* [PROBLEM DETAILS] Please copy all the lines that follow, word for word.

[Entries from a dataset]

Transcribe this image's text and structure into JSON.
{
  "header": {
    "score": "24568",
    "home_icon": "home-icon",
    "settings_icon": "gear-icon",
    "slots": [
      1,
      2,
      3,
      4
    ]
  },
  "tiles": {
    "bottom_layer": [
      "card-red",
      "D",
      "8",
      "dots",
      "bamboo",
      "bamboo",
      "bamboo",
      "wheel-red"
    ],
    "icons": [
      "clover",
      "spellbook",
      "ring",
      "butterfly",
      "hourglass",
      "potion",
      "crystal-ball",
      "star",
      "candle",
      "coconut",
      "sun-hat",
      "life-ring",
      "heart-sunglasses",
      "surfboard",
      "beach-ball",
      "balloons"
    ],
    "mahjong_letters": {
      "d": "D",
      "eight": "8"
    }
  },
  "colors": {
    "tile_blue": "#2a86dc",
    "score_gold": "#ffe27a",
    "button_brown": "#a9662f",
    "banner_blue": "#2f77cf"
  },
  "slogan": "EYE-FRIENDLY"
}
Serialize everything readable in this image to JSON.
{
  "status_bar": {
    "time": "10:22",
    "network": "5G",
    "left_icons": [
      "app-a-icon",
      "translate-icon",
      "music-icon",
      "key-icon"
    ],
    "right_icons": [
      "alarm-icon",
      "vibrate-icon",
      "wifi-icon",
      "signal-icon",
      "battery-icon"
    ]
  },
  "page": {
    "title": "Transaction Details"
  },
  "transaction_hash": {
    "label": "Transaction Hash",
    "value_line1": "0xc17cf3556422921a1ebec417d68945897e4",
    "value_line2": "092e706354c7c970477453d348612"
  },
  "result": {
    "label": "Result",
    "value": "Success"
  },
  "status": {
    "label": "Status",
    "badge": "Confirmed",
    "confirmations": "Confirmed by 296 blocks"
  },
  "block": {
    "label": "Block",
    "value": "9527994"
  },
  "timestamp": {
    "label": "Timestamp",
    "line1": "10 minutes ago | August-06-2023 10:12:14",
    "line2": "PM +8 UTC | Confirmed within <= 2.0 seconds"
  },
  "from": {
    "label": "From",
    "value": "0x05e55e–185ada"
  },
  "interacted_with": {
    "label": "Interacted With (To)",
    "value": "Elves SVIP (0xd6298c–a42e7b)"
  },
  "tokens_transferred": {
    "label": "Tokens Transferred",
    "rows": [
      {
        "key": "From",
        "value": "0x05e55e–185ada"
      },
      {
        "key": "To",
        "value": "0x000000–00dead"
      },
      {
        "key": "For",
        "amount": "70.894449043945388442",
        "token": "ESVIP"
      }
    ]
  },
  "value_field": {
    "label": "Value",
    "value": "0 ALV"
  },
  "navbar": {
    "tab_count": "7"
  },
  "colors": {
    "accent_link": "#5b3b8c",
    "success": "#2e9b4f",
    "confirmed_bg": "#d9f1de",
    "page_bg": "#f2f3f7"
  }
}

* [FINAL RESULT]
Transcribe this image's text and structure into JSON.
{
  "header": {
    "score": "24568",
    "home_icon": "home-icon",
    "settings_icon": "gear-icon",
    "slots": [
      1,
      2,
      3,
      4
    ]
  },
  "tiles": {
    "bottom_layer": [
      "card-red",
      "D",
      "8",
      "dots",
      "bamboo",
      "bamboo",
      "bamboo",
      "wheel-red"
    ],
    "icons": [
      "clover",
      "spellbook",
      "ring",
      "butterfly",
      "hourglass",
      "potion",
      "crystal-ball",
      "star",
      "candle",
      "coconut",
      "sun-hat",
      "life-ring",
      "heart-sunglasses",
      "surfboard",
      "beach-ball",
      "balloons"
    ],
    "mahjong_letters": {
      "d": "D",
      "eight": "8"
    }
  },
  "colors": {
    "tile_blue": "#2a86dc",
    "score_gold": "#ffe27a",
    "button_brown": "#a9662f",
    "banner_blue": "#2f77cf"
  },
  "slogan": "EYE-FRIENDLY"
}
Serialize everything readable in this image to JSON.
{
  "status_bar": {
    "time": "10:22",
    "network": "5G",
    "left_icons": [
      "app-a-icon",
      "translate-icon",
      "music-icon",
      "key-icon"
    ],
    "right_icons": [
      "alarm-icon",
      "vibrate-icon",
      "wifi-icon",
      "signal-icon",
      "battery-icon"
    ]
  },
  "page": {
    "title": "Transaction Details"
  },
  "transaction_hash": {
    "label": "Transaction Hash",
    "value_line1": "0xc17cf3556422921a1ebec417d68945897e4",
    "value_line2": "092e706354c7c970477453d348612"
  },
  "result": {
    "label": "Result",
    "value": "Success"
  },
  "status": {
    "label": "Status",
    "badge": "Confirmed",
    "confirmations": "Confirmed by 296 blocks"
  },
  "block": {
    "label": "Block",
    "value": "9527994"
  },
  "timestamp": {
    "label": "Timestamp",
    "line1": "10 minutes ago | August-06-2023 10:12:14",
    "line2": "PM +8 UTC | Confirmed within <= 2.0 seconds"
  },
  "from": {
    "label": "From",
    "value": "0x05e55e–185ada"
  },
  "interacted_with": {
    "label": "Interacted With (To)",
    "value": "Elves SVIP (0xd6298c–a42e7b)"
  },
  "tokens_transferred": {
    "label": "Tokens Transferred",
    "rows": [
      {
        "key": "From",
        "value": "0x05e55e–185ada"
      },
      {
        "key": "To",
        "value": "0x000000–00dead"
      },
      {
        "key": "For",
        "amount": "70.894449043945388442",
        "token": "ESVIP"
      }
    ]
  },
  "value_field": {
    "label": "Value",
    "value": "0 ALV"
  },
  "navbar": {
    "tab_count": "7"
  },
  "colors": {
    "accent_link": "#5b3b8c",
    "success": "#2e9b4f",
    "confirmed_bg": "#d9f1de",
    "page_bg": "#f2f3f7"
  }
}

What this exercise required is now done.